* [Challenge] Gather all lines in the records below that include the word "comment".

* [Record excerpts]
---------------

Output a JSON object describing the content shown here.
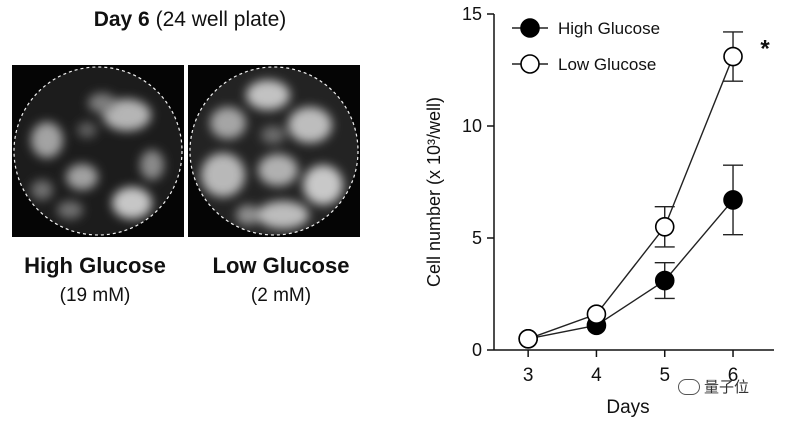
{
  "panel": {
    "title_bold": "Day 6",
    "title_rest": "(24 well plate)",
    "wells": [
      {
        "name": "High Glucose",
        "concentration": "(19 mM)"
      },
      {
        "name": "Low Glucose",
        "concentration": "(2 mM)"
      }
    ]
  },
  "chart_data": {
    "type": "line",
    "x": [
      3,
      4,
      5,
      6
    ],
    "xlabel": "Days",
    "ylabel": "Cell number (x 10³/well)",
    "xlim": [
      2.5,
      6.6
    ],
    "ylim": [
      0,
      15
    ],
    "xticks": [
      3,
      4,
      5,
      6
    ],
    "yticks": [
      0,
      5,
      10,
      15
    ],
    "grid": false,
    "legend_position": "top-left",
    "significance_marker": "*",
    "series": [
      {
        "name": "High Glucose",
        "marker": "filled-circle",
        "values": [
          0.5,
          1.1,
          3.1,
          6.7
        ],
        "errors": [
          0.1,
          0.15,
          0.8,
          1.55
        ]
      },
      {
        "name": "Low Glucose",
        "marker": "open-circle",
        "values": [
          0.5,
          1.6,
          5.5,
          13.1
        ],
        "errors": [
          0.1,
          0.15,
          0.9,
          1.1
        ]
      }
    ]
  },
  "watermark": {
    "text": "量子位"
  }
}
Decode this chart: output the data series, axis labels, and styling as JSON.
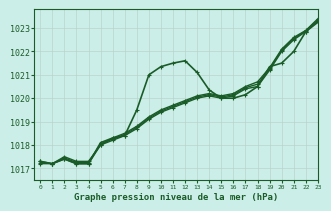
{
  "title": "Graphe pression niveau de la mer (hPa)",
  "bg_color": "#cceee8",
  "plot_bg_color": "#cceee8",
  "line_color": "#1a5c28",
  "grid_color": "#b8d4cc",
  "xlim": [
    -0.5,
    23
  ],
  "ylim": [
    1016.5,
    1023.8
  ],
  "yticks": [
    1017,
    1018,
    1019,
    1020,
    1021,
    1022,
    1023
  ],
  "xticks": [
    0,
    1,
    2,
    3,
    4,
    5,
    6,
    7,
    8,
    9,
    10,
    11,
    12,
    13,
    14,
    15,
    16,
    17,
    18,
    19,
    20,
    21,
    22,
    23
  ],
  "series": [
    {
      "comment": "line1: steady gradual rise - no marker (or small +)",
      "x": [
        0,
        1,
        2,
        3,
        4,
        5,
        6,
        7,
        8,
        9,
        10,
        11,
        12,
        13,
        14,
        15,
        16,
        17,
        18,
        19,
        20,
        21,
        22,
        23
      ],
      "y": [
        1017.3,
        1017.2,
        1017.5,
        1017.3,
        1017.3,
        1018.0,
        1018.3,
        1018.5,
        1018.8,
        1019.2,
        1019.5,
        1019.7,
        1019.9,
        1020.1,
        1020.2,
        1020.1,
        1020.2,
        1020.5,
        1020.7,
        1021.3,
        1022.1,
        1022.6,
        1022.9,
        1023.4
      ],
      "marker": "+",
      "markersize": 3.5,
      "linewidth": 1.0
    },
    {
      "comment": "line2: slightly different steady rise",
      "x": [
        0,
        1,
        2,
        3,
        4,
        5,
        6,
        7,
        8,
        9,
        10,
        11,
        12,
        13,
        14,
        15,
        16,
        17,
        18,
        19,
        20,
        21,
        22,
        23
      ],
      "y": [
        1017.2,
        1017.2,
        1017.4,
        1017.2,
        1017.2,
        1018.0,
        1018.2,
        1018.4,
        1018.7,
        1019.1,
        1019.4,
        1019.6,
        1019.8,
        1020.0,
        1020.1,
        1020.0,
        1020.1,
        1020.4,
        1020.5,
        1021.2,
        1022.0,
        1022.5,
        1022.85,
        1023.3
      ],
      "marker": "+",
      "markersize": 3.5,
      "linewidth": 1.0
    },
    {
      "comment": "line3: another steady rise parallel",
      "x": [
        0,
        1,
        2,
        3,
        4,
        5,
        6,
        7,
        8,
        9,
        10,
        11,
        12,
        13,
        14,
        15,
        16,
        17,
        18,
        19,
        20,
        21,
        22,
        23
      ],
      "y": [
        1017.25,
        1017.2,
        1017.45,
        1017.25,
        1017.25,
        1018.05,
        1018.25,
        1018.45,
        1018.75,
        1019.15,
        1019.45,
        1019.65,
        1019.85,
        1020.05,
        1020.15,
        1020.05,
        1020.15,
        1020.45,
        1020.6,
        1021.25,
        1022.05,
        1022.55,
        1022.88,
        1023.35
      ],
      "marker": "+",
      "markersize": 3.5,
      "linewidth": 1.0
    },
    {
      "comment": "line4: peaked line - rises steeply then falls then rises again",
      "x": [
        0,
        1,
        2,
        3,
        4,
        5,
        6,
        7,
        8,
        9,
        10,
        11,
        12,
        13,
        14,
        15,
        16,
        17,
        18,
        19,
        20,
        21,
        22,
        23
      ],
      "y": [
        1017.3,
        1017.2,
        1017.4,
        1017.2,
        1017.2,
        1018.1,
        1018.3,
        1018.4,
        1019.5,
        1021.0,
        1021.35,
        1021.5,
        1021.6,
        1021.1,
        1020.35,
        1020.0,
        1020.0,
        1020.15,
        1020.5,
        1021.35,
        1021.5,
        1022.0,
        1022.85,
        1023.25
      ],
      "marker": "+",
      "markersize": 3.5,
      "linewidth": 1.2
    }
  ]
}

---------------

* [Written reply]
      "comment": "line1: steady gradual rise - no marker (or small +)",
      "comment": "line2: slightly different steady rise",
      "comment": "line3: another steady rise parallel",
      "comment": "line4: peaked line - rises steeply then falls then rises again",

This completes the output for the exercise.